Stored records:
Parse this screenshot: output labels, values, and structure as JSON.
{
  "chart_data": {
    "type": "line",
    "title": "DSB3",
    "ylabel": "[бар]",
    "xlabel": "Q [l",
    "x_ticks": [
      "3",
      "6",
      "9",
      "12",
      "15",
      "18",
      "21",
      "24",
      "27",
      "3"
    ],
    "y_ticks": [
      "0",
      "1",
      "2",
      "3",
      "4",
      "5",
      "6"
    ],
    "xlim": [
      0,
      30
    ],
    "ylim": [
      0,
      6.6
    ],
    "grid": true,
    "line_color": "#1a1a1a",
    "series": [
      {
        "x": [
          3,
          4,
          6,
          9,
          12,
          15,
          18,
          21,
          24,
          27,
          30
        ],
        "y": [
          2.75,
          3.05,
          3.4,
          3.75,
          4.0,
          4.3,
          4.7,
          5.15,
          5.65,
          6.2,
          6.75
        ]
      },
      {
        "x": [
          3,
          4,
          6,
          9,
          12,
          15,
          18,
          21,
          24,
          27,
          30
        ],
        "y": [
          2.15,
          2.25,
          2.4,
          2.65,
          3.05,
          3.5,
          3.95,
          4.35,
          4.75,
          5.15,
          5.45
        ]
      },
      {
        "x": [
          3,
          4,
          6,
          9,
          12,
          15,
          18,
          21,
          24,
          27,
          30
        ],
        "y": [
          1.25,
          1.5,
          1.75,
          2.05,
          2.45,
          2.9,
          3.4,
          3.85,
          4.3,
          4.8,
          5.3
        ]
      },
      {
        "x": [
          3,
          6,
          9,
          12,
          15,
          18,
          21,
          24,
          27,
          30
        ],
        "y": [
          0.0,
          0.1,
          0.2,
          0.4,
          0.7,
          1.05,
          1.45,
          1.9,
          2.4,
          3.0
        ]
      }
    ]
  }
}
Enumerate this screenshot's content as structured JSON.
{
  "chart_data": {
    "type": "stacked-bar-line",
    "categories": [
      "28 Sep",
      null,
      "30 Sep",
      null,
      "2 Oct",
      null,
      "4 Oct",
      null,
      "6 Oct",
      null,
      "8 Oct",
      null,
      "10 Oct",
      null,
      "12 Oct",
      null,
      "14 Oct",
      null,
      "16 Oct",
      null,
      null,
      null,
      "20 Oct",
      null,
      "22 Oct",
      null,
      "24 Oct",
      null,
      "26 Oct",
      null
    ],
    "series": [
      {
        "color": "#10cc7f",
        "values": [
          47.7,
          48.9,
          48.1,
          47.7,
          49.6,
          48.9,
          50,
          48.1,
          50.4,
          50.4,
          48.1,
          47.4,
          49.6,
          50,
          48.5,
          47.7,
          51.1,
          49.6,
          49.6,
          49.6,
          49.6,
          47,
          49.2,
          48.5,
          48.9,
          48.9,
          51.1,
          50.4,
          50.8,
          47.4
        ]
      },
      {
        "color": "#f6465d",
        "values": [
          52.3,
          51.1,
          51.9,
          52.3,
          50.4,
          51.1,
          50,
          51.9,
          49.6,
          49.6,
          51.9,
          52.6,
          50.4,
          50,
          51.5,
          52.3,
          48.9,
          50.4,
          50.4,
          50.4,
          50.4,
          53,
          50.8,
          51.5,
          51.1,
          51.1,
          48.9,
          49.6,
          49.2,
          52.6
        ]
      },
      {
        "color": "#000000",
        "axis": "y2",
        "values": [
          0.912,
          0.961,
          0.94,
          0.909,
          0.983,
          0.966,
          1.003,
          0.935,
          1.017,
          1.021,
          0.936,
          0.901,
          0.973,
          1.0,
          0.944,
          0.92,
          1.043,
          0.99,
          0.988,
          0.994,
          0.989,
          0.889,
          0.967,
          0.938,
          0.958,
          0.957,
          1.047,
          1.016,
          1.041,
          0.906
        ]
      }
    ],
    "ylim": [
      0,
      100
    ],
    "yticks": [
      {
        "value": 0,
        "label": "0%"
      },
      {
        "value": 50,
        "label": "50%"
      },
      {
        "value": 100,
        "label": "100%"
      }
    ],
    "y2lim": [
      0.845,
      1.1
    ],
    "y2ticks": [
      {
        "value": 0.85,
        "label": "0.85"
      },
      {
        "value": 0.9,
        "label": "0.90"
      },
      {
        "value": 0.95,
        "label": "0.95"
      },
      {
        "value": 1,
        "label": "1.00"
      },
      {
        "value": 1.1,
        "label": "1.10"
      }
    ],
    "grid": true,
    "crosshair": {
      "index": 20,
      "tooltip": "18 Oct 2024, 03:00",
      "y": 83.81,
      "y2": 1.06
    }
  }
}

Aim:
Repeat the records exactly, including every line.

Exercise answer:
Parse this screenshot: output labels, values, and structure as JSON.
{
  "chart_data": {
    "type": "line",
    "title": "DSB3",
    "ylabel": "[бар]",
    "xlabel": "Q [l",
    "x_ticks": [
      "3",
      "6",
      "9",
      "12",
      "15",
      "18",
      "21",
      "24",
      "27",
      "3"
    ],
    "y_ticks": [
      "0",
      "1",
      "2",
      "3",
      "4",
      "5",
      "6"
    ],
    "xlim": [
      0,
      30
    ],
    "ylim": [
      0,
      6.6
    ],
    "grid": true,
    "line_color": "#1a1a1a",
    "series": [
      {
        "x": [
          3,
          4,
          6,
          9,
          12,
          15,
          18,
          21,
          24,
          27,
          30
        ],
        "y": [
          2.75,
          3.05,
          3.4,
          3.75,
          4.0,
          4.3,
          4.7,
          5.15,
          5.65,
          6.2,
          6.75
        ]
      },
      {
        "x": [
          3,
          4,
          6,
          9,
          12,
          15,
          18,
          21,
          24,
          27,
          30
        ],
        "y": [
          2.15,
          2.25,
          2.4,
          2.65,
          3.05,
          3.5,
          3.95,
          4.35,
          4.75,
          5.15,
          5.45
        ]
      },
      {
        "x": [
          3,
          4,
          6,
          9,
          12,
          15,
          18,
          21,
          24,
          27,
          30
        ],
        "y": [
          1.25,
          1.5,
          1.75,
          2.05,
          2.45,
          2.9,
          3.4,
          3.85,
          4.3,
          4.8,
          5.3
        ]
      },
      {
        "x": [
          3,
          6,
          9,
          12,
          15,
          18,
          21,
          24,
          27,
          30
        ],
        "y": [
          0.0,
          0.1,
          0.2,
          0.4,
          0.7,
          1.05,
          1.45,
          1.9,
          2.4,
          3.0
        ]
      }
    ]
  }
}
Enumerate this screenshot's content as structured JSON.
{
  "chart_data": {
    "type": "stacked-bar-line",
    "categories": [
      "28 Sep",
      null,
      "30 Sep",
      null,
      "2 Oct",
      null,
      "4 Oct",
      null,
      "6 Oct",
      null,
      "8 Oct",
      null,
      "10 Oct",
      null,
      "12 Oct",
      null,
      "14 Oct",
      null,
      "16 Oct",
      null,
      null,
      null,
      "20 Oct",
      null,
      "22 Oct",
      null,
      "24 Oct",
      null,
      "26 Oct",
      null
    ],
    "series": [
      {
        "color": "#10cc7f",
        "values": [
          47.7,
          48.9,
          48.1,
          47.7,
          49.6,
          48.9,
          50,
          48.1,
          50.4,
          50.4,
          48.1,
          47.4,
          49.6,
          50,
          48.5,
          47.7,
          51.1,
          49.6,
          49.6,
          49.6,
          49.6,
          47,
          49.2,
          48.5,
          48.9,
          48.9,
          51.1,
          50.4,
          50.8,
          47.4
        ]
      },
      {
        "color": "#f6465d",
        "values": [
          52.3,
          51.1,
          51.9,
          52.3,
          50.4,
          51.1,
          50,
          51.9,
          49.6,
          49.6,
          51.9,
          52.6,
          50.4,
          50,
          51.5,
          52.3,
          48.9,
          50.4,
          50.4,
          50.4,
          50.4,
          53,
          50.8,
          51.5,
          51.1,
          51.1,
          48.9,
          49.6,
          49.2,
          52.6
        ]
      },
      {
        "color": "#000000",
        "axis": "y2",
        "values": [
          0.912,
          0.961,
          0.94,
          0.909,
          0.983,
          0.966,
          1.003,
          0.935,
          1.017,
          1.021,
          0.936,
          0.901,
          0.973,
          1.0,
          0.944,
          0.92,
          1.043,
          0.99,
          0.988,
          0.994,
          0.989,
          0.889,
          0.967,
          0.938,
          0.958,
          0.957,
          1.047,
          1.016,
          1.041,
          0.906
        ]
      }
    ],
    "ylim": [
      0,
      100
    ],
    "yticks": [
      {
        "value": 0,
        "label": "0%"
      },
      {
        "value": 50,
        "label": "50%"
      },
      {
        "value": 100,
        "label": "100%"
      }
    ],
    "y2lim": [
      0.845,
      1.1
    ],
    "y2ticks": [
      {
        "value": 0.85,
        "label": "0.85"
      },
      {
        "value": 0.9,
        "label": "0.90"
      },
      {
        "value": 0.95,
        "label": "0.95"
      },
      {
        "value": 1,
        "label": "1.00"
      },
      {
        "value": 1.1,
        "label": "1.10"
      }
    ],
    "grid": true,
    "crosshair": {
      "index": 20,
      "tooltip": "18 Oct 2024, 03:00",
      "y": 83.81,
      "y2": 1.06
    }
  }
}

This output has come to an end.